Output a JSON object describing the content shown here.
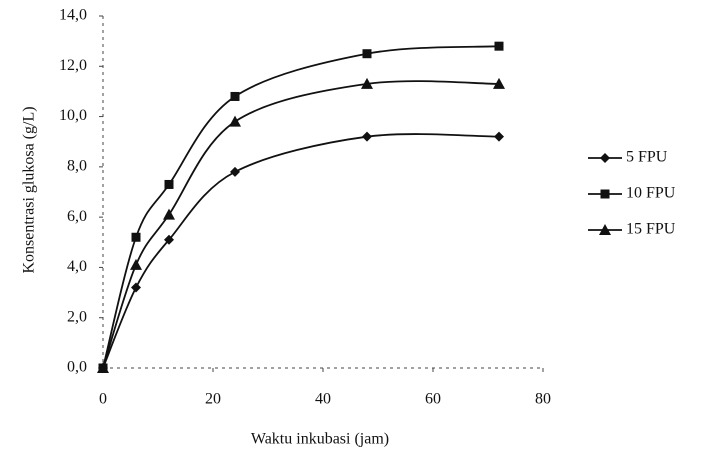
{
  "chart_data": {
    "type": "line",
    "x_label": "Waktu inkubasi (jam)",
    "y_label": "Konsentrasi glukosa (g/L)",
    "x": [
      0,
      6,
      12,
      24,
      48,
      72
    ],
    "series": [
      {
        "name": "5 FPU",
        "color": "#111111",
        "marker": "diamond",
        "values": [
          0,
          3.2,
          5.1,
          7.8,
          9.2,
          9.2
        ]
      },
      {
        "name": "10 FPU",
        "color": "#111111",
        "marker": "square",
        "values": [
          0,
          5.2,
          7.3,
          10.8,
          12.5,
          12.8
        ]
      },
      {
        "name": "15 FPU",
        "color": "#111111",
        "marker": "triangle",
        "values": [
          0,
          4.1,
          6.1,
          9.8,
          11.3,
          11.3
        ]
      }
    ],
    "xlim": [
      0,
      80
    ],
    "xticks": [
      0,
      20,
      40,
      60,
      80
    ],
    "ylim": [
      0,
      14
    ],
    "yticks": [
      {
        "value": 0,
        "label": "0,0"
      },
      {
        "value": 2,
        "label": "2,0"
      },
      {
        "value": 4,
        "label": "4,0"
      },
      {
        "value": 6,
        "label": "6,0"
      },
      {
        "value": 8,
        "label": "8,0"
      },
      {
        "value": 10,
        "label": "10,0"
      },
      {
        "value": 12,
        "label": "12,0"
      },
      {
        "value": 14,
        "label": "14,0"
      }
    ],
    "legend": "right"
  }
}
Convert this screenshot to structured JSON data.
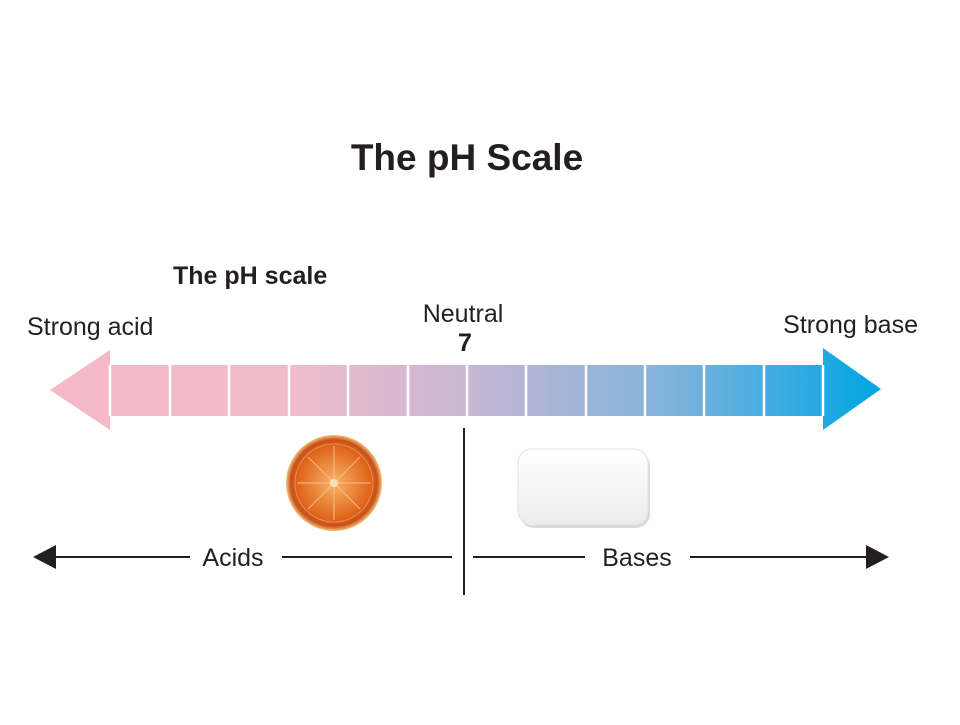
{
  "title": "The pH Scale",
  "diagram": {
    "subtitle": "The pH scale",
    "left_label": "Strong acid",
    "neutral_label": "Neutral",
    "neutral_value": 7,
    "right_label": "Strong base",
    "acids_label": "Acids",
    "bases_label": "Bases"
  }
}
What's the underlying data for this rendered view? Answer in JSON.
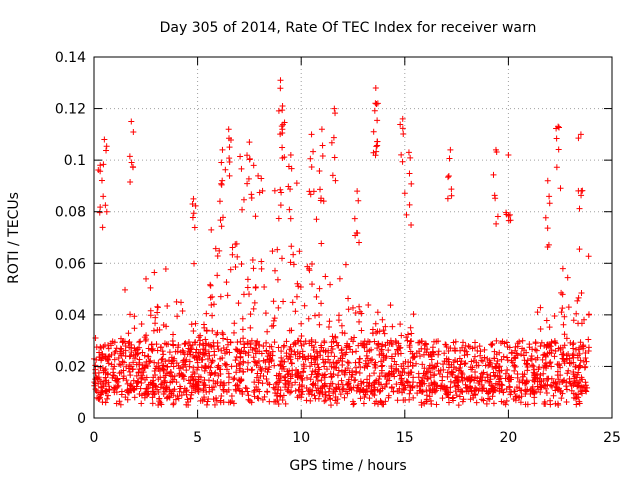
{
  "chart_data": {
    "type": "scatter",
    "title": "Day 305 of 2014, Rate Of TEC Index for receiver warn",
    "xlabel": "GPS time / hours",
    "ylabel": "ROTI / TECUs",
    "xlim": [
      0,
      25
    ],
    "ylim": [
      0,
      0.14
    ],
    "x_ticks": [
      0,
      5,
      10,
      15,
      20,
      25
    ],
    "x_tick_labels": [
      "0",
      "5",
      "10",
      "15",
      "20",
      "25"
    ],
    "y_ticks": [
      0,
      0.02,
      0.04,
      0.06,
      0.08,
      0.1,
      0.12,
      0.14
    ],
    "y_tick_labels": [
      "0",
      "0.02",
      "0.04",
      "0.06",
      "0.08",
      "0.1",
      "0.12",
      "0.14"
    ],
    "grid": true,
    "marker": "+",
    "marker_color": "#ff0000",
    "x_range_of_data": [
      0.0,
      23.9
    ],
    "baseline_roti_typical": [
      0.005,
      0.03
    ],
    "notable_peaks": [
      {
        "x": 0.3,
        "y": 0.098
      },
      {
        "x": 0.5,
        "y": 0.108
      },
      {
        "x": 1.8,
        "y": 0.115
      },
      {
        "x": 4.8,
        "y": 0.085
      },
      {
        "x": 6.2,
        "y": 0.104
      },
      {
        "x": 6.5,
        "y": 0.112
      },
      {
        "x": 7.5,
        "y": 0.107
      },
      {
        "x": 9.0,
        "y": 0.131
      },
      {
        "x": 9.1,
        "y": 0.121
      },
      {
        "x": 9.5,
        "y": 0.102
      },
      {
        "x": 10.5,
        "y": 0.11
      },
      {
        "x": 11.0,
        "y": 0.112
      },
      {
        "x": 11.6,
        "y": 0.12
      },
      {
        "x": 12.7,
        "y": 0.088
      },
      {
        "x": 13.6,
        "y": 0.128
      },
      {
        "x": 13.7,
        "y": 0.122
      },
      {
        "x": 14.9,
        "y": 0.116
      },
      {
        "x": 15.2,
        "y": 0.103
      },
      {
        "x": 17.2,
        "y": 0.104
      },
      {
        "x": 19.4,
        "y": 0.104
      },
      {
        "x": 20.0,
        "y": 0.102
      },
      {
        "x": 21.9,
        "y": 0.092
      },
      {
        "x": 22.4,
        "y": 0.113
      },
      {
        "x": 23.5,
        "y": 0.11
      }
    ]
  }
}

# # # # # # #

How many lines of the listing above include the word "JSON"? Reply with the number alone.

Solution for this problem -
3